* begin Dataset entries *

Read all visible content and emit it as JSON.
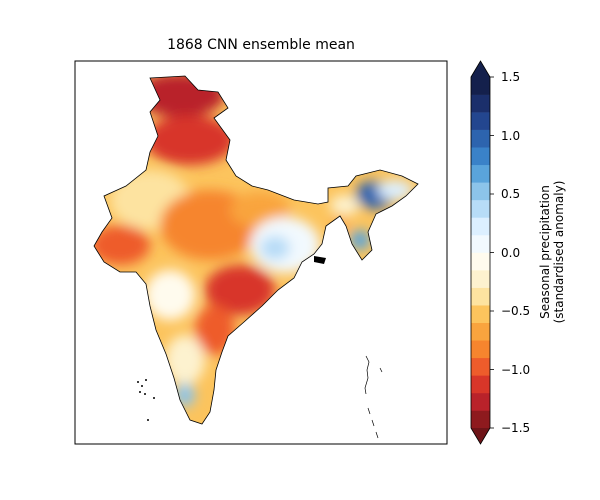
{
  "title": "1868 CNN ensemble mean",
  "colorbar": {
    "label_line1": "Seasonal precipitation",
    "label_line2": "(standardised anomaly)",
    "ticks": [
      "1.5",
      "1.0",
      "0.5",
      "0.0",
      "−0.5",
      "−1.0",
      "−1.5"
    ],
    "range": [
      -1.5,
      1.5
    ],
    "levels": 20,
    "colors": [
      "#8e1a1e",
      "#b9222a",
      "#d83629",
      "#ee5c2b",
      "#f6852e",
      "#f9a43e",
      "#fcc45d",
      "#fde3a0",
      "#fdf2cf",
      "#fffbee",
      "#f2f9fe",
      "#dcefff",
      "#b7dcf7",
      "#8cc4ea",
      "#5aa4db",
      "#3a82c8",
      "#2d64ae",
      "#23468f",
      "#1b2f6b",
      "#14204c"
    ]
  },
  "map": {
    "region": "India",
    "anomaly_blobs": [
      {
        "id": "kashmir",
        "value": -1.2
      },
      {
        "id": "punjab",
        "value": -1.0
      },
      {
        "id": "rajasthan-west",
        "value": -0.6
      },
      {
        "id": "gujarat",
        "value": -0.8
      },
      {
        "id": "central",
        "value": -0.7
      },
      {
        "id": "east-central",
        "value": 0.15
      },
      {
        "id": "northeast",
        "value": 1.0
      },
      {
        "id": "peninsula-east",
        "value": -0.9
      },
      {
        "id": "kerala",
        "value": 0.4
      }
    ]
  }
}
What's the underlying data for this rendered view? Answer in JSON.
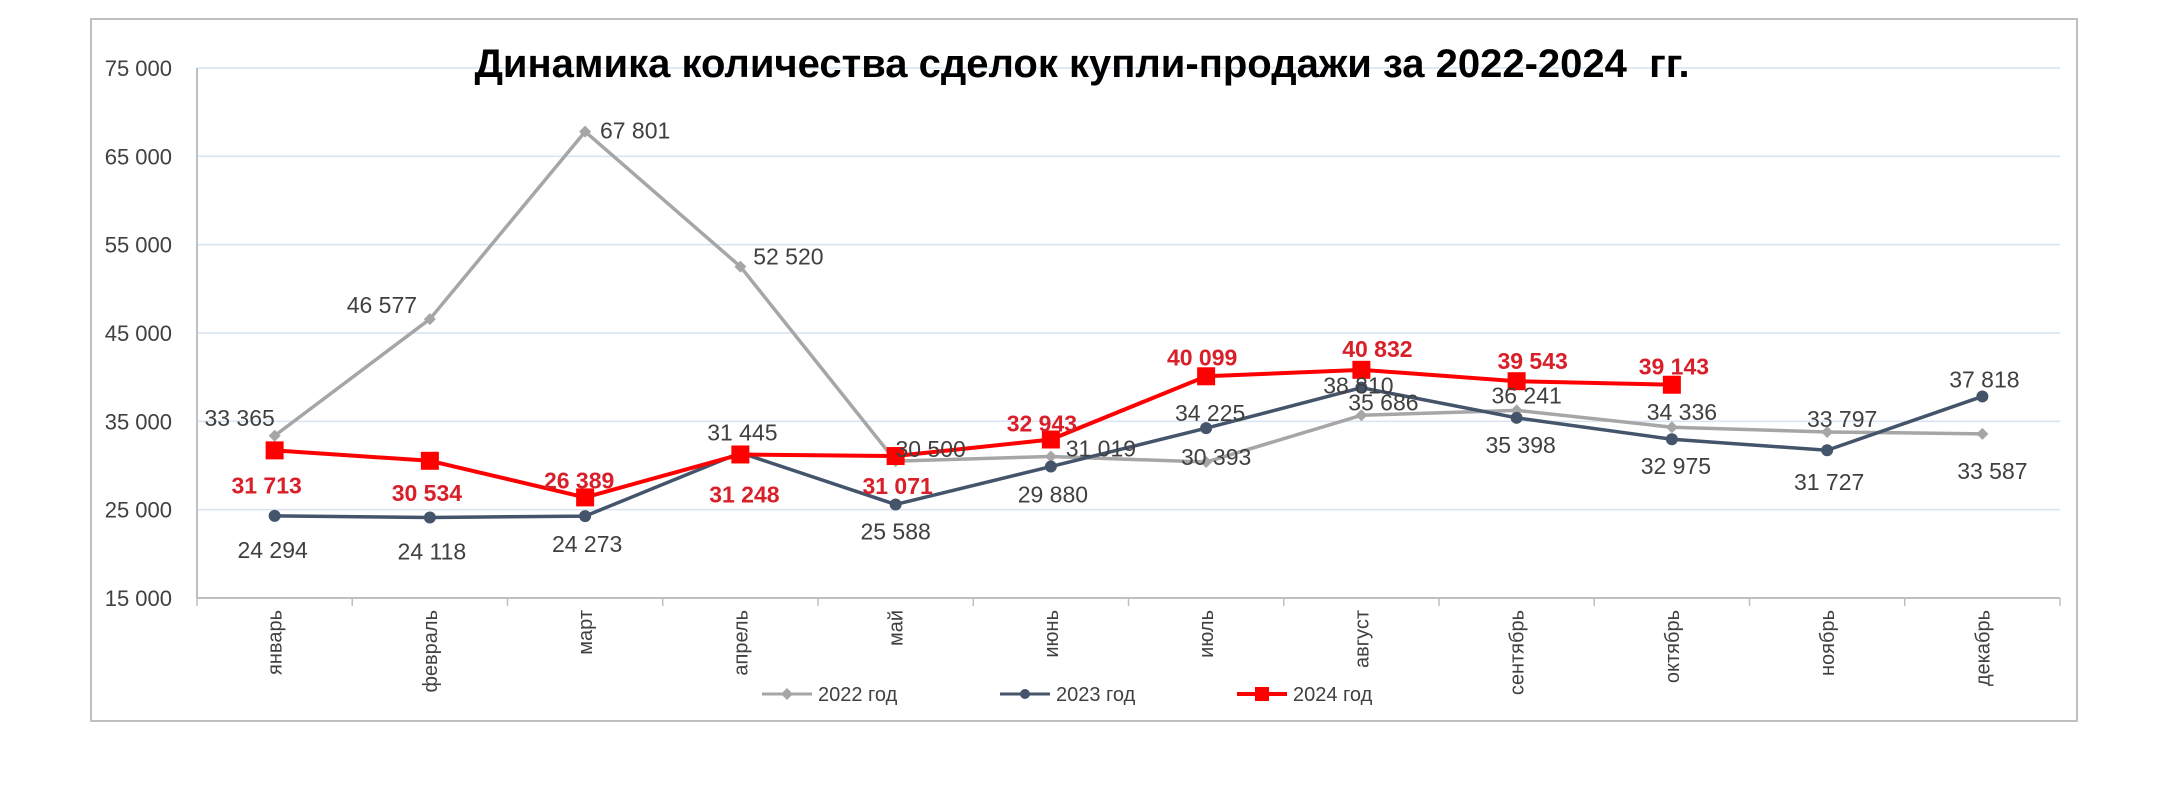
{
  "chart_data": {
    "type": "line",
    "title": "Динамика количества сделок купли-продажи за 2022-2024  гг.",
    "xlabel": "",
    "ylabel": "",
    "ylim": [
      15000,
      75000
    ],
    "yticks": [
      15000,
      25000,
      35000,
      45000,
      55000,
      65000,
      75000
    ],
    "ytick_labels": [
      "15 000",
      "25 000",
      "35 000",
      "45 000",
      "55 000",
      "65 000",
      "75 000"
    ],
    "grid": true,
    "legend_position": "bottom",
    "categories": [
      "январь",
      "февраль",
      "март",
      "апрель",
      "май",
      "июнь",
      "июль",
      "август",
      "сентябрь",
      "октябрь",
      "ноябрь",
      "декабрь"
    ],
    "series": [
      {
        "name": "2022 год",
        "color": "#a6a6a6",
        "marker": "diamond",
        "bold_labels": false,
        "values": [
          33365,
          46577,
          67801,
          52520,
          30500,
          31019,
          30393,
          35686,
          36241,
          34336,
          33797,
          33587
        ],
        "labels": [
          "33 365",
          "46 577",
          "67 801",
          "52 520",
          "30 500",
          "31 019",
          "30 393",
          "35 686",
          "36 241",
          "34 336",
          "33 797",
          "33 587"
        ]
      },
      {
        "name": "2023 год",
        "color": "#44546a",
        "marker": "circle",
        "bold_labels": false,
        "values": [
          24294,
          24118,
          24273,
          31445,
          25588,
          29880,
          34225,
          38810,
          35398,
          32975,
          31727,
          37818
        ],
        "labels": [
          "24 294",
          "24 118",
          "24 273",
          "31 445",
          "25 588",
          "29 880",
          "34 225",
          "38 810",
          "35 398",
          "32 975",
          "31 727",
          "37 818"
        ]
      },
      {
        "name": "2024 год",
        "color": "#ff0000",
        "label_color": "#d9202a",
        "marker": "square",
        "bold_labels": true,
        "values": [
          31713,
          30534,
          26389,
          31248,
          31071,
          32943,
          40099,
          40832,
          39543,
          39143,
          null,
          null
        ],
        "labels": [
          "31 713",
          "30 534",
          "26 389",
          "31 248",
          "31 071",
          "32 943",
          "40 099",
          "40 832",
          "39 543",
          "39 143",
          "",
          ""
        ]
      }
    ]
  }
}
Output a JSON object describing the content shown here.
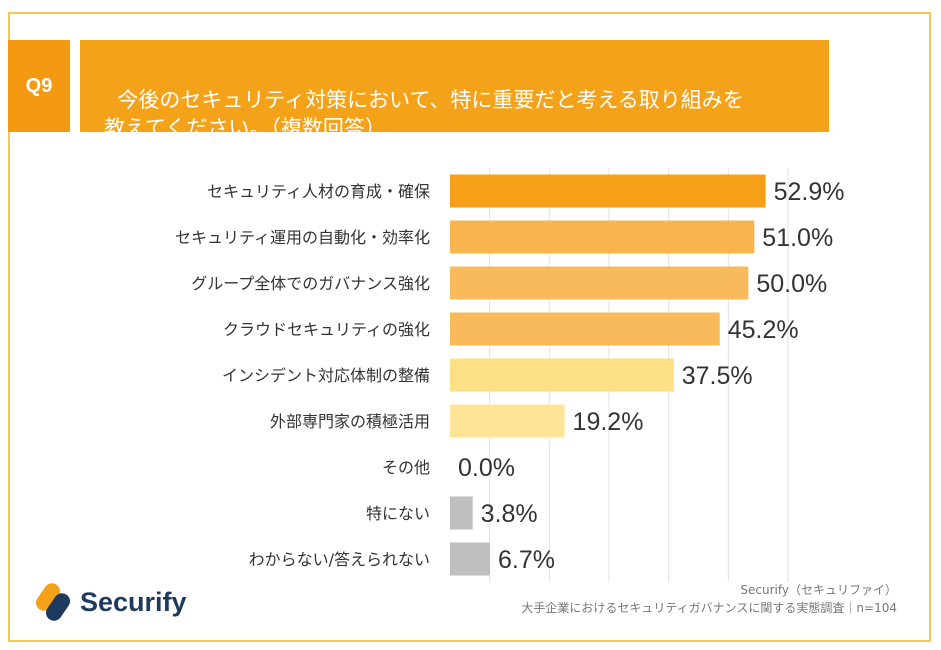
{
  "header": {
    "question_number": "Q9",
    "question_text": "今後のセキュリティ対策において、特に重要だと考える取り組みを\n教えてください。（複数回答）"
  },
  "chart_data": {
    "type": "bar",
    "orientation": "horizontal",
    "title": "今後のセキュリティ対策において、特に重要だと考える取り組みを教えてください。（複数回答）",
    "categories": [
      "セキュリティ人材の育成・確保",
      "セキュリティ運用の自動化・効率化",
      "グループ全体でのガバナンス強化",
      "クラウドセキュリティの強化",
      "インシデント対応体制の整備",
      "外部専門家の積極活用",
      "その他",
      "特にない",
      "わからない/答えられない"
    ],
    "values": [
      52.9,
      51.0,
      50.0,
      45.2,
      37.5,
      19.2,
      0.0,
      3.8,
      6.7
    ],
    "value_labels": [
      "52.9%",
      "51.0%",
      "50.0%",
      "45.2%",
      "37.5%",
      "19.2%",
      "0.0%",
      "3.8%",
      "6.7%"
    ],
    "colors": [
      "#f6a01a",
      "#f8b44e",
      "#f8ba5a",
      "#f8ba5a",
      "#fddf86",
      "#fde497",
      "#fde497",
      "#bfbfbf",
      "#bfbfbf"
    ],
    "xlim": [
      0,
      60
    ],
    "grid": true,
    "unit": "%"
  },
  "brand": {
    "name": "Securify",
    "logo_colors": [
      "#f5a21b",
      "#1f3a5f"
    ]
  },
  "footer": {
    "source_line1": "Securify（セキュリファイ）",
    "source_line2": "大手企業におけるセキュリティガバナンスに関する実態調査｜n=104"
  }
}
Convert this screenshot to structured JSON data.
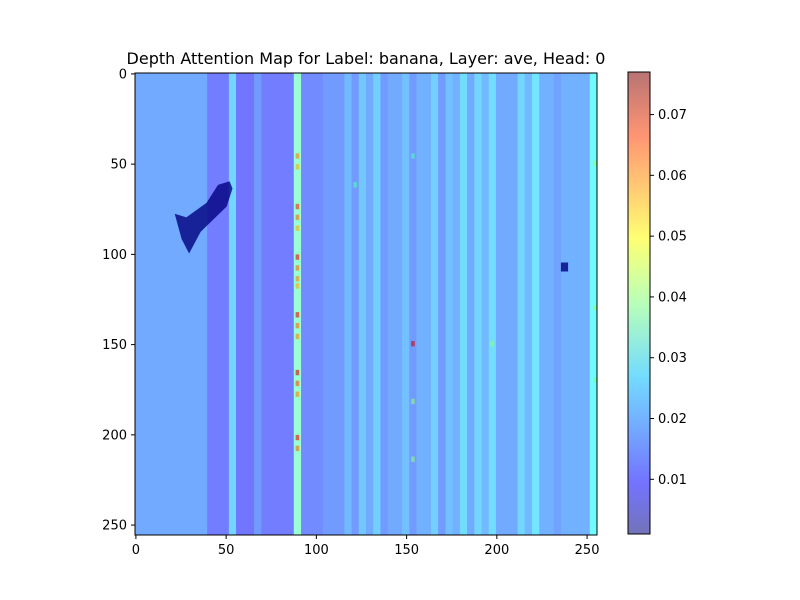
{
  "chart_data": {
    "type": "heatmap",
    "title": "Depth Attention Map for Label: banana, Layer: ave, Head: 0",
    "xlabel": "",
    "ylabel": "",
    "x_range": [
      0,
      255
    ],
    "y_range": [
      0,
      255
    ],
    "y_inverted": true,
    "grid": false,
    "colormap": "jet (semi-transparent overlay)",
    "x_ticks": [
      0,
      50,
      100,
      150,
      200,
      250
    ],
    "y_ticks": [
      0,
      50,
      100,
      150,
      200,
      250
    ],
    "x_tick_labels": [
      "0",
      "50",
      "100",
      "150",
      "200",
      "250"
    ],
    "y_tick_labels": [
      "0",
      "50",
      "100",
      "150",
      "200",
      "250"
    ],
    "colorbar": {
      "range": [
        0.001,
        0.077
      ],
      "ticks": [
        0.01,
        0.02,
        0.03,
        0.04,
        0.05,
        0.06,
        0.07
      ],
      "tick_labels": [
        "0.01",
        "0.02",
        "0.03",
        "0.04",
        "0.05",
        "0.06",
        "0.07"
      ]
    },
    "column_profile": [
      {
        "x": [
          0,
          40
        ],
        "value": 0.018
      },
      {
        "x": [
          40,
          52
        ],
        "value": 0.012
      },
      {
        "x": [
          52,
          56
        ],
        "value": 0.024
      },
      {
        "x": [
          56,
          66
        ],
        "value": 0.011
      },
      {
        "x": [
          66,
          70
        ],
        "value": 0.016
      },
      {
        "x": [
          70,
          88
        ],
        "value": 0.012
      },
      {
        "x": [
          88,
          92
        ],
        "value": 0.035
      },
      {
        "x": [
          92,
          104
        ],
        "value": 0.014
      },
      {
        "x": [
          104,
          116
        ],
        "value": 0.016
      },
      {
        "x": [
          116,
          120
        ],
        "value": 0.02
      },
      {
        "x": [
          120,
          124
        ],
        "value": 0.016
      },
      {
        "x": [
          124,
          128
        ],
        "value": 0.022
      },
      {
        "x": [
          128,
          132
        ],
        "value": 0.018
      },
      {
        "x": [
          132,
          136
        ],
        "value": 0.023
      },
      {
        "x": [
          136,
          140
        ],
        "value": 0.016
      },
      {
        "x": [
          140,
          148
        ],
        "value": 0.018
      },
      {
        "x": [
          148,
          152
        ],
        "value": 0.021
      },
      {
        "x": [
          152,
          156
        ],
        "value": 0.016
      },
      {
        "x": [
          156,
          164
        ],
        "value": 0.019
      },
      {
        "x": [
          164,
          168
        ],
        "value": 0.023
      },
      {
        "x": [
          168,
          172
        ],
        "value": 0.016
      },
      {
        "x": [
          172,
          176
        ],
        "value": 0.021
      },
      {
        "x": [
          176,
          180
        ],
        "value": 0.019
      },
      {
        "x": [
          180,
          184
        ],
        "value": 0.025
      },
      {
        "x": [
          184,
          188
        ],
        "value": 0.018
      },
      {
        "x": [
          188,
          192
        ],
        "value": 0.024
      },
      {
        "x": [
          192,
          196
        ],
        "value": 0.02
      },
      {
        "x": [
          196,
          200
        ],
        "value": 0.025
      },
      {
        "x": [
          200,
          212
        ],
        "value": 0.018
      },
      {
        "x": [
          212,
          216
        ],
        "value": 0.024
      },
      {
        "x": [
          216,
          220
        ],
        "value": 0.02
      },
      {
        "x": [
          220,
          224
        ],
        "value": 0.026
      },
      {
        "x": [
          224,
          232
        ],
        "value": 0.019
      },
      {
        "x": [
          232,
          236
        ],
        "value": 0.017
      },
      {
        "x": [
          236,
          252
        ],
        "value": 0.019
      },
      {
        "x": [
          252,
          256
        ],
        "value": 0.029
      }
    ],
    "hotspots": [
      {
        "x": 90,
        "y": 46,
        "value": 0.058
      },
      {
        "x": 90,
        "y": 52,
        "value": 0.055
      },
      {
        "x": 90,
        "y": 74,
        "value": 0.065
      },
      {
        "x": 90,
        "y": 80,
        "value": 0.06
      },
      {
        "x": 90,
        "y": 86,
        "value": 0.055
      },
      {
        "x": 90,
        "y": 102,
        "value": 0.068
      },
      {
        "x": 90,
        "y": 108,
        "value": 0.06
      },
      {
        "x": 90,
        "y": 114,
        "value": 0.058
      },
      {
        "x": 90,
        "y": 118,
        "value": 0.055
      },
      {
        "x": 90,
        "y": 134,
        "value": 0.068
      },
      {
        "x": 90,
        "y": 140,
        "value": 0.06
      },
      {
        "x": 90,
        "y": 146,
        "value": 0.058
      },
      {
        "x": 90,
        "y": 166,
        "value": 0.07
      },
      {
        "x": 90,
        "y": 172,
        "value": 0.062
      },
      {
        "x": 90,
        "y": 178,
        "value": 0.058
      },
      {
        "x": 90,
        "y": 202,
        "value": 0.068
      },
      {
        "x": 90,
        "y": 208,
        "value": 0.06
      },
      {
        "x": 154,
        "y": 150,
        "value": 0.07
      },
      {
        "x": 154,
        "y": 182,
        "value": 0.04
      },
      {
        "x": 154,
        "y": 214,
        "value": 0.04
      },
      {
        "x": 198,
        "y": 150,
        "value": 0.04
      },
      {
        "x": 122,
        "y": 62,
        "value": 0.035
      },
      {
        "x": 154,
        "y": 46,
        "value": 0.035
      },
      {
        "x": 255,
        "y": 50,
        "value": 0.04
      },
      {
        "x": 255,
        "y": 130,
        "value": 0.04
      },
      {
        "x": 255,
        "y": 170,
        "value": 0.038
      }
    ],
    "dark_regions": [
      {
        "x": [
          22,
          54
        ],
        "y": [
          60,
          100
        ],
        "value": 0.001
      },
      {
        "x": [
          236,
          240
        ],
        "y": [
          105,
          110
        ],
        "value": 0.001
      }
    ]
  }
}
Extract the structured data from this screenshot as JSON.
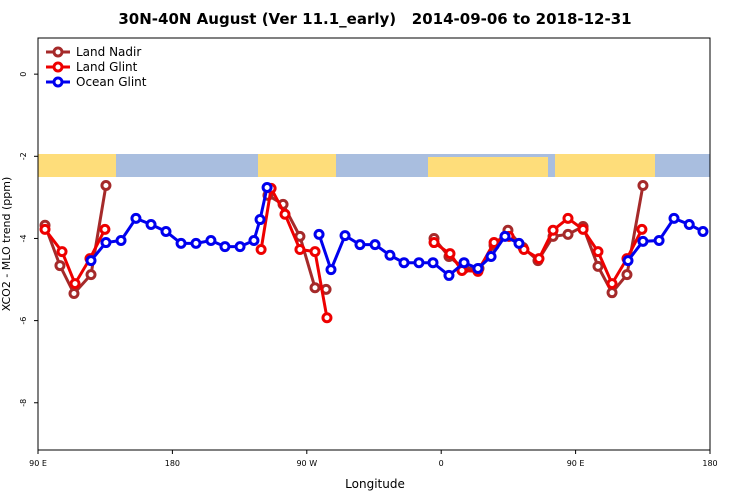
{
  "chart_data": {
    "type": "line",
    "title": "30N-40N August (Ver 11.1_early)   2014-09-06 to 2018-12-31",
    "xlabel": "Longitude",
    "ylabel": "XCO2 - MLO trend (ppm)",
    "xlim": [
      90,
      540
    ],
    "ylim": [
      -9.15,
      0.88
    ],
    "xticks": [
      {
        "value": 90,
        "label": "90 E"
      },
      {
        "value": 180,
        "label": "180"
      },
      {
        "value": 270,
        "label": "90 W"
      },
      {
        "value": 360,
        "label": "0"
      },
      {
        "value": 450,
        "label": "90 E"
      },
      {
        "value": 540,
        "label": "180"
      }
    ],
    "yticks": [
      0,
      -2,
      -4,
      -6,
      -8
    ],
    "legend": "top-left",
    "series": [
      {
        "name": "Land Nadir",
        "color": "#a52a2a",
        "x": [
          94.7,
          104.7,
          114.1,
          125.5,
          135.5,
          null,
          244.0,
          254.1,
          265.4,
          275.5,
          282.9,
          null,
          355.2,
          365.2,
          375.3,
          385.3,
          395.4,
          404.7,
          414.8,
          424.8,
          434.9,
          444.9,
          455.0,
          465.0,
          474.4,
          484.4,
          495.1
        ],
        "values": [
          -3.68,
          -4.66,
          -5.34,
          -4.88,
          -2.71,
          null,
          -2.95,
          -3.17,
          -3.95,
          -5.2,
          -5.24,
          null,
          -4.0,
          -4.44,
          -4.73,
          -4.73,
          -4.17,
          -3.8,
          -4.22,
          -4.54,
          -3.95,
          -3.9,
          -3.71,
          -4.68,
          -5.32,
          -4.88,
          -2.71
        ]
      },
      {
        "name": "Land Glint",
        "color": "#ee0000",
        "x": [
          94.7,
          106.1,
          114.8,
          124.8,
          134.8,
          null,
          239.4,
          246.1,
          255.4,
          265.4,
          275.5,
          283.5,
          null,
          355.2,
          365.9,
          373.9,
          384.6,
          395.4,
          405.4,
          415.4,
          425.5,
          434.9,
          444.9,
          455.0,
          465.0,
          474.4,
          484.4,
          494.4
        ],
        "values": [
          -3.78,
          -4.32,
          -5.1,
          -4.49,
          -3.78,
          null,
          -4.27,
          -2.78,
          -3.41,
          -4.27,
          -4.32,
          -5.93,
          null,
          -4.1,
          -4.37,
          -4.78,
          -4.8,
          -4.1,
          -3.95,
          -4.27,
          -4.49,
          -3.8,
          -3.51,
          -3.78,
          -4.32,
          -5.1,
          -4.49,
          -3.78
        ]
      },
      {
        "name": "Ocean Glint",
        "color": "#0000ee",
        "x": [
          125.5,
          135.5,
          145.6,
          155.6,
          165.7,
          175.7,
          185.8,
          195.8,
          205.8,
          215.2,
          225.3,
          234.6,
          238.7,
          243.4,
          null,
          278.2,
          286.2,
          295.6,
          305.6,
          315.7,
          325.7,
          335.1,
          345.1,
          354.5,
          365.2,
          375.3,
          384.6,
          393.4,
          402.7,
          412.1,
          null,
          485.1,
          495.1,
          505.9,
          515.9,
          526.1,
          535.3
        ],
        "values": [
          -4.54,
          -4.1,
          -4.05,
          -3.51,
          -3.66,
          -3.83,
          -4.12,
          -4.12,
          -4.05,
          -4.2,
          -4.2,
          -4.05,
          -3.54,
          -2.76,
          null,
          -3.9,
          -4.76,
          -3.93,
          -4.15,
          -4.15,
          -4.41,
          -4.59,
          -4.59,
          -4.59,
          -4.9,
          -4.59,
          -4.73,
          -4.44,
          -3.95,
          -4.12,
          null,
          -4.54,
          -4.07,
          -4.05,
          -3.51,
          -3.66,
          -3.83
        ]
      }
    ]
  }
}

* end Dataset entries *

From the entries above, copy each line holding "content".

▸ **Answer to the exercise**
Read all visible content and emit it as JSON.
Output a JSON object describing the content shown here.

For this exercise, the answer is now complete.